---------- MATERIAL SUPPLIED ----------
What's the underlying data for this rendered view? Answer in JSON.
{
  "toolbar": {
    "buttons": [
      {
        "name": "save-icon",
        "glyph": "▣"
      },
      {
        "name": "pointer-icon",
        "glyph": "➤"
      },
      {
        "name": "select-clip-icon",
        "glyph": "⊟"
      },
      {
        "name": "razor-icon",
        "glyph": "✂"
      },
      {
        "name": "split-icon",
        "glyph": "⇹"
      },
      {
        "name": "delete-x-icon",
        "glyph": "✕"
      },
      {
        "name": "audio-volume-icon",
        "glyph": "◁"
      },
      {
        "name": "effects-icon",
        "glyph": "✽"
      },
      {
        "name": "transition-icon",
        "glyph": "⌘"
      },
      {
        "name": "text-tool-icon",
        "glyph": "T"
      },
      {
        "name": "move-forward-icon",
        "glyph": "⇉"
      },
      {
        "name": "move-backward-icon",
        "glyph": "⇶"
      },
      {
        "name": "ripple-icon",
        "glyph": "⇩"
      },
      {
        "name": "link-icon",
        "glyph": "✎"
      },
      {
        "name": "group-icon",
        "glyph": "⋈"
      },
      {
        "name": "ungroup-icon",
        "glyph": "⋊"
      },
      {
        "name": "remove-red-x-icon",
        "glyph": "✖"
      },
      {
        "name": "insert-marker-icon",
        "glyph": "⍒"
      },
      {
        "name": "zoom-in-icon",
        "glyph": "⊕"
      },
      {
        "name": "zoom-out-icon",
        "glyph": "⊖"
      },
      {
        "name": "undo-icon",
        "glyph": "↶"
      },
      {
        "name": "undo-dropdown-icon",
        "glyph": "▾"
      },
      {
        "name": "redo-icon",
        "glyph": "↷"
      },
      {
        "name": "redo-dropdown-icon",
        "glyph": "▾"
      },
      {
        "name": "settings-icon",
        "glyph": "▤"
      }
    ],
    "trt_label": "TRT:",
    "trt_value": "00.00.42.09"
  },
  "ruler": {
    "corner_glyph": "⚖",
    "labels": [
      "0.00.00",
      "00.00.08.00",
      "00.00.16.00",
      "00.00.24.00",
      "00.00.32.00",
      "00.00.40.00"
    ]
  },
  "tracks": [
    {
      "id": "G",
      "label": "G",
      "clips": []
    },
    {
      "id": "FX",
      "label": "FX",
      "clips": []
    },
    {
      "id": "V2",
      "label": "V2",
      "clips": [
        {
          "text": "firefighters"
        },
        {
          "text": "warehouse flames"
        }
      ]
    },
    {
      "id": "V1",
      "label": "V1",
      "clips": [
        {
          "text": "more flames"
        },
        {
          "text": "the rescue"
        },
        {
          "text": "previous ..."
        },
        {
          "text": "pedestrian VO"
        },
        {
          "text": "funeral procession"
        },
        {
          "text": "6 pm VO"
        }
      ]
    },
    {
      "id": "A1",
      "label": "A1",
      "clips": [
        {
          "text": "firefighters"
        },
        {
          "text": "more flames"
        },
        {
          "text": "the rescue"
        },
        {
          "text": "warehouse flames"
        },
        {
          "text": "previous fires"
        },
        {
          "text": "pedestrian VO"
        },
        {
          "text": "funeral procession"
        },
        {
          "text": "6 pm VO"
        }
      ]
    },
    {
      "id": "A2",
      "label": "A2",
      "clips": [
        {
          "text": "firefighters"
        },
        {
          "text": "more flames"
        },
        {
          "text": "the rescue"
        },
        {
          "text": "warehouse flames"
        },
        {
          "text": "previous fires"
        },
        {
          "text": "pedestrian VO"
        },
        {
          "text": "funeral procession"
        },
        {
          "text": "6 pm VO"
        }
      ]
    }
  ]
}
----------
— REQUIRED TASK —
Return every line above that contains the word "dropdown".

— TASK ANSWER —
        "name": "undo-dropdown-icon",
        "name": "redo-dropdown-icon",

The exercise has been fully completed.